──────── Input records

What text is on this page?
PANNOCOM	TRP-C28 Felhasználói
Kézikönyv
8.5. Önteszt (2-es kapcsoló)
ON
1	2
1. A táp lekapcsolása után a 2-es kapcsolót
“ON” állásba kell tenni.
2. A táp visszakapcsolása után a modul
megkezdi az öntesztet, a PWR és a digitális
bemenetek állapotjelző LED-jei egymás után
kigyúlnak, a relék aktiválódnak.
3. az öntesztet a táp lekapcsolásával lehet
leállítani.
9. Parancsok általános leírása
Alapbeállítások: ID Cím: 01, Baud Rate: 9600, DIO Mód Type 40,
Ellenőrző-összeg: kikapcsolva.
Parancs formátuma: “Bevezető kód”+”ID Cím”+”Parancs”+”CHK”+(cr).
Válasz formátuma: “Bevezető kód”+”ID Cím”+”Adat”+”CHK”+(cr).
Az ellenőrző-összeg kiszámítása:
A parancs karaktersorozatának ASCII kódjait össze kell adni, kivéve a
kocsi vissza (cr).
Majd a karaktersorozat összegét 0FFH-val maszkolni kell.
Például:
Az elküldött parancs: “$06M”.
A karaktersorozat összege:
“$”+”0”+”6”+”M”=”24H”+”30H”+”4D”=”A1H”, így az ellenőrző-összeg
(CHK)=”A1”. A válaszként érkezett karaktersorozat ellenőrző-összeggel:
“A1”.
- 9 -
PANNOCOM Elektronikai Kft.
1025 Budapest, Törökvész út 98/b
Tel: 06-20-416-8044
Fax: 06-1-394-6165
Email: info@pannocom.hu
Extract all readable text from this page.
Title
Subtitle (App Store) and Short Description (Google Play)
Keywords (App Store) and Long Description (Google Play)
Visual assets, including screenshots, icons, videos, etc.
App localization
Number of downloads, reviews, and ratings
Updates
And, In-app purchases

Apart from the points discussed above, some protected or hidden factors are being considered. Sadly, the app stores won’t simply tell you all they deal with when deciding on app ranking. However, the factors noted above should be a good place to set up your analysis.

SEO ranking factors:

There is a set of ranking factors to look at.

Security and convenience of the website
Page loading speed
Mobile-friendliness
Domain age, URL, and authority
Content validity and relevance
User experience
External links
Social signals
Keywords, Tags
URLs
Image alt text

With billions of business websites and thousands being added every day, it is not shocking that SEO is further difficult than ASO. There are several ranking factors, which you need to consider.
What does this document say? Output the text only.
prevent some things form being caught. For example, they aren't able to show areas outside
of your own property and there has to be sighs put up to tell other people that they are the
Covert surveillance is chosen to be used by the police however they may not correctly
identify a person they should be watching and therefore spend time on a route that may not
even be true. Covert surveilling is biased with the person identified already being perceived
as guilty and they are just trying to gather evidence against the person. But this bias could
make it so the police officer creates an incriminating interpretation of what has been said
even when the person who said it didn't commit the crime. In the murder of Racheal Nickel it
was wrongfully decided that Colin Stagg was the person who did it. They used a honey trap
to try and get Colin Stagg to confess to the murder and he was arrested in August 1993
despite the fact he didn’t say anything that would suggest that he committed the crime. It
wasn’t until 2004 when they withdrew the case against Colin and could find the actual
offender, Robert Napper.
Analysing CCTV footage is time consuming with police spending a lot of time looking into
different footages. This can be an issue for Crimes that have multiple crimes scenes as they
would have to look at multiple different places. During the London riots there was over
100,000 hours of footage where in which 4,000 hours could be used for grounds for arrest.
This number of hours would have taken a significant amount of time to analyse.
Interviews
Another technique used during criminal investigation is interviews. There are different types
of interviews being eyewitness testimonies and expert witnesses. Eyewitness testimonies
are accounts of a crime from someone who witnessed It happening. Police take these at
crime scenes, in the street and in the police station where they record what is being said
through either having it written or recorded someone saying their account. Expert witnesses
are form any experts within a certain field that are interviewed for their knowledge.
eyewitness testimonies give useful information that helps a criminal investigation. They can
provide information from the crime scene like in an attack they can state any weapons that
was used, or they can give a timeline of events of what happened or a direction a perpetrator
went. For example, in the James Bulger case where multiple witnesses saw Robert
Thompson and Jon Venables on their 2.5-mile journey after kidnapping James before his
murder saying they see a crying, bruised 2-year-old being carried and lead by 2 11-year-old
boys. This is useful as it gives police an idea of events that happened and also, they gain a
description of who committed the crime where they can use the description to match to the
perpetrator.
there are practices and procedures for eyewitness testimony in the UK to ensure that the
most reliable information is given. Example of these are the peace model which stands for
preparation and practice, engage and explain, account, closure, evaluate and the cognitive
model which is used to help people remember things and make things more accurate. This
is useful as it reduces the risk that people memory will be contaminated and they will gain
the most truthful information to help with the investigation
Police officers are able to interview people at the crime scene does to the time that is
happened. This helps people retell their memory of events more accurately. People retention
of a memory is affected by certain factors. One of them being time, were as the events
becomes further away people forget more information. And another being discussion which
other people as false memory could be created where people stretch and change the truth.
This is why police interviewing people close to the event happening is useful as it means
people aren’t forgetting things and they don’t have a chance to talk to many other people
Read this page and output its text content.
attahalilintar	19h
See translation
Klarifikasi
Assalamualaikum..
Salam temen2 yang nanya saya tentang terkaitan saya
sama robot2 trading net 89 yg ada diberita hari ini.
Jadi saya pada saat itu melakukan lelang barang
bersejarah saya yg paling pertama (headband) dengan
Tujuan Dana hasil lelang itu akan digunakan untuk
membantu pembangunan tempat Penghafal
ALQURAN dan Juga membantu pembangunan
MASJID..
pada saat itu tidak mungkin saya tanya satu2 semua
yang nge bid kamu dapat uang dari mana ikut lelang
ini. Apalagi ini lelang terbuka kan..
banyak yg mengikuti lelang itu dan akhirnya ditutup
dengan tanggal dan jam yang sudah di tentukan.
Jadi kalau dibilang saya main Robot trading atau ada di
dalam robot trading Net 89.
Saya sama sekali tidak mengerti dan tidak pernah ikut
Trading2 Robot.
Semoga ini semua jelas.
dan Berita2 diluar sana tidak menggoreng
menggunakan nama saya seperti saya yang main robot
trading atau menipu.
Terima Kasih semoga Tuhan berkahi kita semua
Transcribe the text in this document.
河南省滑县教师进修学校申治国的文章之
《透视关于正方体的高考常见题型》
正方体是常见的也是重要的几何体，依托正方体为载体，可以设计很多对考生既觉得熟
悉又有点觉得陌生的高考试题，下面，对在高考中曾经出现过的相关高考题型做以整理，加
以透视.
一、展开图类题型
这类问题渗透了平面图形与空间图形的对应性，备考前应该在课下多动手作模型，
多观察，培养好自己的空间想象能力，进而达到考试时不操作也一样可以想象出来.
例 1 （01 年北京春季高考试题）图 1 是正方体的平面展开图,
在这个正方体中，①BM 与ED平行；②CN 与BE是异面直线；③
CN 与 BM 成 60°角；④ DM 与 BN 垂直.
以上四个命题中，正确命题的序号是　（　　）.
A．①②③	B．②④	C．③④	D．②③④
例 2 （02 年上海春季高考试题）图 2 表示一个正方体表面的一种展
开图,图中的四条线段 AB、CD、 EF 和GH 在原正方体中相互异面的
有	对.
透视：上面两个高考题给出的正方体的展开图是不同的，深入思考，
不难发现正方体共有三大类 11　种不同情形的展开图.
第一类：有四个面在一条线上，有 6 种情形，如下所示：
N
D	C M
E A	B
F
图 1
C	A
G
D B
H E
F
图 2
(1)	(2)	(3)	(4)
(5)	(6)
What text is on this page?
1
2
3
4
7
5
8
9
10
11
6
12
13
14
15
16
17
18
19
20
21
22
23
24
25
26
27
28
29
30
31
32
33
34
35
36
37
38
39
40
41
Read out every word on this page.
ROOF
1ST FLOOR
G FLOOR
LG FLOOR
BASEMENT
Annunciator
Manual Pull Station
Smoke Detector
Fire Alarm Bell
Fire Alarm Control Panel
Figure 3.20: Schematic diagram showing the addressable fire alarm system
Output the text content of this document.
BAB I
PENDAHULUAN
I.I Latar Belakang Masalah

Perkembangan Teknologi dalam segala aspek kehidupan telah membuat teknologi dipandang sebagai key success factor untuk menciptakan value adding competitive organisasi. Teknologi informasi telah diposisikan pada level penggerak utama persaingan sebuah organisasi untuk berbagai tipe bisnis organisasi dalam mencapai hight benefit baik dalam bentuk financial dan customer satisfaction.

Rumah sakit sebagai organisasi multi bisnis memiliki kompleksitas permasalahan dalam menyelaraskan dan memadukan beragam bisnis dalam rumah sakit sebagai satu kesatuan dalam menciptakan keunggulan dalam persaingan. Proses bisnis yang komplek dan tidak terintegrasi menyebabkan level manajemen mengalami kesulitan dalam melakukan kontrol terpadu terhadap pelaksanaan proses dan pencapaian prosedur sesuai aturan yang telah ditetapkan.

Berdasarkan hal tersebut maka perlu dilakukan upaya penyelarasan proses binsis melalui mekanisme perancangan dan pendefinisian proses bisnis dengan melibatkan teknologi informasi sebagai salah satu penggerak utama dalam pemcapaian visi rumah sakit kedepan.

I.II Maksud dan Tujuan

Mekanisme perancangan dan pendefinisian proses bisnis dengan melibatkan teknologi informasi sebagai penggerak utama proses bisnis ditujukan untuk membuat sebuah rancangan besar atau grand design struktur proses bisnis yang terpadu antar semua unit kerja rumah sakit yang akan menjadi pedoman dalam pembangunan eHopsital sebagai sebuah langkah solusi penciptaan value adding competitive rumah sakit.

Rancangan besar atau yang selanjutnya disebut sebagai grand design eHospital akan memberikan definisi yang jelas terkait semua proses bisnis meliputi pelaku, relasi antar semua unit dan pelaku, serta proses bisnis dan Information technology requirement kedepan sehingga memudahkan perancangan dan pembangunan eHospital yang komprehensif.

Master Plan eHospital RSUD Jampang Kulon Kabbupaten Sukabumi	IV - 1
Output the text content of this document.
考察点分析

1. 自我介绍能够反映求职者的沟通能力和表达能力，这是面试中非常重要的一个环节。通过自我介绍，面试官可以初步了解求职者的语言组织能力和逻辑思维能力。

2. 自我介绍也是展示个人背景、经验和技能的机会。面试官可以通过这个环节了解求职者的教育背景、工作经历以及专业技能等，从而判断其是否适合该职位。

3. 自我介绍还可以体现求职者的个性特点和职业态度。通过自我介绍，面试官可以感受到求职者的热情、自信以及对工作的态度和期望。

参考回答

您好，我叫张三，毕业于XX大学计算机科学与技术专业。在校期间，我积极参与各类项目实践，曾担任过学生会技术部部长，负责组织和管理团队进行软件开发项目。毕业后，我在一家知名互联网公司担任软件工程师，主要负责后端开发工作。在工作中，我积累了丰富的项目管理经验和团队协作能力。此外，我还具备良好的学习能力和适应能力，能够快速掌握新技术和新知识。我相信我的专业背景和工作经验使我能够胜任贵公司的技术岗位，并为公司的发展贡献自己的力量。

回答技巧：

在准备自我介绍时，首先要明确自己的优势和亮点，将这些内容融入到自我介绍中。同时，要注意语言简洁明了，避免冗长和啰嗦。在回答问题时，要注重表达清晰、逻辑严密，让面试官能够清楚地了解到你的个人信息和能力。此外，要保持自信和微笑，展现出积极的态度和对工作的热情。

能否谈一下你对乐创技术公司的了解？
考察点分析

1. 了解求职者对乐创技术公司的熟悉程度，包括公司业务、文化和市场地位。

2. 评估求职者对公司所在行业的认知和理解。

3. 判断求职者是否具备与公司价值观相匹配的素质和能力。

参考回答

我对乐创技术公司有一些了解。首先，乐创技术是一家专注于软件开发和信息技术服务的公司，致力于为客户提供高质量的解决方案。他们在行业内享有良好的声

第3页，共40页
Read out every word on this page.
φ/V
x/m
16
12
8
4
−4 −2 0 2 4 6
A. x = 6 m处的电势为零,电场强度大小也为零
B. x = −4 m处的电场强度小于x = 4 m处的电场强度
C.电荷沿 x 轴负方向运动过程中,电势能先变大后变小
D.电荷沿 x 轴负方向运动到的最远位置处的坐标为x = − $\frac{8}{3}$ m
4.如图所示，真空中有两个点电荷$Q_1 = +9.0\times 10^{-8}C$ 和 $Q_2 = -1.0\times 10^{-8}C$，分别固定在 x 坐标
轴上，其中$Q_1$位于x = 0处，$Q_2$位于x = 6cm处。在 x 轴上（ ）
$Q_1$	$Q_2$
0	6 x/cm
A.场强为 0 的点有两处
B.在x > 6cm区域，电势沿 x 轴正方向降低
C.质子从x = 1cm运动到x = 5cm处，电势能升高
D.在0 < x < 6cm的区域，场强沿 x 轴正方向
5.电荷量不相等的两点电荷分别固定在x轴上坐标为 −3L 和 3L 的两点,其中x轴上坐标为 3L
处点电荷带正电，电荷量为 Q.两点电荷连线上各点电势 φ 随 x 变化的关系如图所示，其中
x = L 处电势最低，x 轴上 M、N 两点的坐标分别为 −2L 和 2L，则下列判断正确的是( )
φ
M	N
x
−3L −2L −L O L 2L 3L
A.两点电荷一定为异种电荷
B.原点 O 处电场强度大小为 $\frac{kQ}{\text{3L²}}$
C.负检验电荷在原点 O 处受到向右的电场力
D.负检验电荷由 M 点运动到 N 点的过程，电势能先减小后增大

────────────────

Count each line where the string "perpetrator" occurs, and write only the number.

Worked answer » 2